Task instructions: All entries below are to be set down again, identical to the source.

Data extracted from a collection:

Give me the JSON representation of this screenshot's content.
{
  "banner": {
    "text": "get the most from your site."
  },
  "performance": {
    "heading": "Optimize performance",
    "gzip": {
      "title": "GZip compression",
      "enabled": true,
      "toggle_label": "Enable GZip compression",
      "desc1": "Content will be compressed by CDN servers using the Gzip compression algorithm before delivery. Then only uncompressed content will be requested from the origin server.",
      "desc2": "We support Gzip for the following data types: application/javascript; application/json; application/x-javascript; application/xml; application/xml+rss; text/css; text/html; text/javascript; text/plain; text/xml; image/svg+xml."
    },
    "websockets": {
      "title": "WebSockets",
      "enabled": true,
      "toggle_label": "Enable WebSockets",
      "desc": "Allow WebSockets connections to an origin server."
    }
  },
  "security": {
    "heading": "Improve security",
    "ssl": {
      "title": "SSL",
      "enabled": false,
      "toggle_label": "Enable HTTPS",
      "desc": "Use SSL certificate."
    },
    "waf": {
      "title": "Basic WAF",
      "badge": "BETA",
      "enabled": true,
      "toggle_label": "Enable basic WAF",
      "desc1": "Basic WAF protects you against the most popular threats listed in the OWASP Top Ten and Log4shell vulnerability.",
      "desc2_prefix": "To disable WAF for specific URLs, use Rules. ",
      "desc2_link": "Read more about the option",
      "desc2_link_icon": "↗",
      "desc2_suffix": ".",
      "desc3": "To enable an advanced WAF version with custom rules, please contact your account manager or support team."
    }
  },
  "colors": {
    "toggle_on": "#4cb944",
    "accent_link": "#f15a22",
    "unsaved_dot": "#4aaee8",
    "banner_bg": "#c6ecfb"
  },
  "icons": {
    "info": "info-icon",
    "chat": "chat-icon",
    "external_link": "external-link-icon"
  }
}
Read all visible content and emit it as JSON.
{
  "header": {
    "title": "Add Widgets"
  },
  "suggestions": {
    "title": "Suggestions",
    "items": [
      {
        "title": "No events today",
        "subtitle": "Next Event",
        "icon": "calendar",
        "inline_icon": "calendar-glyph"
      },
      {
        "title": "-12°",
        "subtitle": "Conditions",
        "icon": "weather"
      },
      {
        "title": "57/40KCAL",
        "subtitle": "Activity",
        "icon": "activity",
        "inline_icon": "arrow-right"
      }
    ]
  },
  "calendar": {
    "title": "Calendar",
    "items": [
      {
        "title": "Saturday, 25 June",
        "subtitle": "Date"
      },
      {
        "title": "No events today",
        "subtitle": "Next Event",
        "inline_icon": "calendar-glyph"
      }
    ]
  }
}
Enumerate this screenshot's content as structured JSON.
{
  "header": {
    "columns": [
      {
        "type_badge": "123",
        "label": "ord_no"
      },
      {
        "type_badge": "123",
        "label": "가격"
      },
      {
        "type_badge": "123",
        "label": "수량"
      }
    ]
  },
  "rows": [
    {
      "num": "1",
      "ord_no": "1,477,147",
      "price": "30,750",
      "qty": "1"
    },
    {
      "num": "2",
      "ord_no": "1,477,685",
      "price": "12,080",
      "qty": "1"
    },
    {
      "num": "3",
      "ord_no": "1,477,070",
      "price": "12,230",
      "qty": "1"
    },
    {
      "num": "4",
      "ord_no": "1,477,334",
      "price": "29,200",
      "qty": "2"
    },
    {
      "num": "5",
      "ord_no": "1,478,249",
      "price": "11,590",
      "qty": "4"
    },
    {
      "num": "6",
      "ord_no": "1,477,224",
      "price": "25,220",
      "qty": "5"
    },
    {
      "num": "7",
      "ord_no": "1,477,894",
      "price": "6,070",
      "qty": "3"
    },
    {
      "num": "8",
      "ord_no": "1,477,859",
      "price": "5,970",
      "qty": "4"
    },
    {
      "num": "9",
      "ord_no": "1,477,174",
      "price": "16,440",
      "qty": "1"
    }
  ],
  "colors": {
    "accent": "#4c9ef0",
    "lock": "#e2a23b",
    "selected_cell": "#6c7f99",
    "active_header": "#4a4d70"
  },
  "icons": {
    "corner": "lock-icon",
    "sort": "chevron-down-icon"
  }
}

Result of the exercise:
Give me the JSON representation of this screenshot's content.
{
  "banner": {
    "text": "get the most from your site."
  },
  "performance": {
    "heading": "Optimize performance",
    "gzip": {
      "title": "GZip compression",
      "enabled": true,
      "toggle_label": "Enable GZip compression",
      "desc1": "Content will be compressed by CDN servers using the Gzip compression algorithm before delivery. Then only uncompressed content will be requested from the origin server.",
      "desc2": "We support Gzip for the following data types: application/javascript; application/json; application/x-javascript; application/xml; application/xml+rss; text/css; text/html; text/javascript; text/plain; text/xml; image/svg+xml."
    },
    "websockets": {
      "title": "WebSockets",
      "enabled": true,
      "toggle_label": "Enable WebSockets",
      "desc": "Allow WebSockets connections to an origin server."
    }
  },
  "security": {
    "heading": "Improve security",
    "ssl": {
      "title": "SSL",
      "enabled": false,
      "toggle_label": "Enable HTTPS",
      "desc": "Use SSL certificate."
    },
    "waf": {
      "title": "Basic WAF",
      "badge": "BETA",
      "enabled": true,
      "toggle_label": "Enable basic WAF",
      "desc1": "Basic WAF protects you against the most popular threats listed in the OWASP Top Ten and Log4shell vulnerability.",
      "desc2_prefix": "To disable WAF for specific URLs, use Rules. ",
      "desc2_link": "Read more about the option",
      "desc2_link_icon": "↗",
      "desc2_suffix": ".",
      "desc3": "To enable an advanced WAF version with custom rules, please contact your account manager or support team."
    }
  },
  "colors": {
    "toggle_on": "#4cb944",
    "accent_link": "#f15a22",
    "unsaved_dot": "#4aaee8",
    "banner_bg": "#c6ecfb"
  },
  "icons": {
    "info": "info-icon",
    "chat": "chat-icon",
    "external_link": "external-link-icon"
  }
}
Read all visible content and emit it as JSON.
{
  "header": {
    "title": "Add Widgets"
  },
  "suggestions": {
    "title": "Suggestions",
    "items": [
      {
        "title": "No events today",
        "subtitle": "Next Event",
        "icon": "calendar",
        "inline_icon": "calendar-glyph"
      },
      {
        "title": "-12°",
        "subtitle": "Conditions",
        "icon": "weather"
      },
      {
        "title": "57/40KCAL",
        "subtitle": "Activity",
        "icon": "activity",
        "inline_icon": "arrow-right"
      }
    ]
  },
  "calendar": {
    "title": "Calendar",
    "items": [
      {
        "title": "Saturday, 25 June",
        "subtitle": "Date"
      },
      {
        "title": "No events today",
        "subtitle": "Next Event",
        "inline_icon": "calendar-glyph"
      }
    ]
  }
}
Enumerate this screenshot's content as structured JSON.
{
  "header": {
    "columns": [
      {
        "type_badge": "123",
        "label": "ord_no"
      },
      {
        "type_badge": "123",
        "label": "가격"
      },
      {
        "type_badge": "123",
        "label": "수량"
      }
    ]
  },
  "rows": [
    {
      "num": "1",
      "ord_no": "1,477,147",
      "price": "30,750",
      "qty": "1"
    },
    {
      "num": "2",
      "ord_no": "1,477,685",
      "price": "12,080",
      "qty": "1"
    },
    {
      "num": "3",
      "ord_no": "1,477,070",
      "price": "12,230",
      "qty": "1"
    },
    {
      "num": "4",
      "ord_no": "1,477,334",
      "price": "29,200",
      "qty": "2"
    },
    {
      "num": "5",
      "ord_no": "1,478,249",
      "price": "11,590",
      "qty": "4"
    },
    {
      "num": "6",
      "ord_no": "1,477,224",
      "price": "25,220",
      "qty": "5"
    },
    {
      "num": "7",
      "ord_no": "1,477,894",
      "price": "6,070",
      "qty": "3"
    },
    {
      "num": "8",
      "ord_no": "1,477,859",
      "price": "5,970",
      "qty": "4"
    },
    {
      "num": "9",
      "ord_no": "1,477,174",
      "price": "16,440",
      "qty": "1"
    }
  ],
  "colors": {
    "accent": "#4c9ef0",
    "lock": "#e2a23b",
    "selected_cell": "#6c7f99",
    "active_header": "#4a4d70"
  },
  "icons": {
    "corner": "lock-icon",
    "sort": "chevron-down-icon"
  }
}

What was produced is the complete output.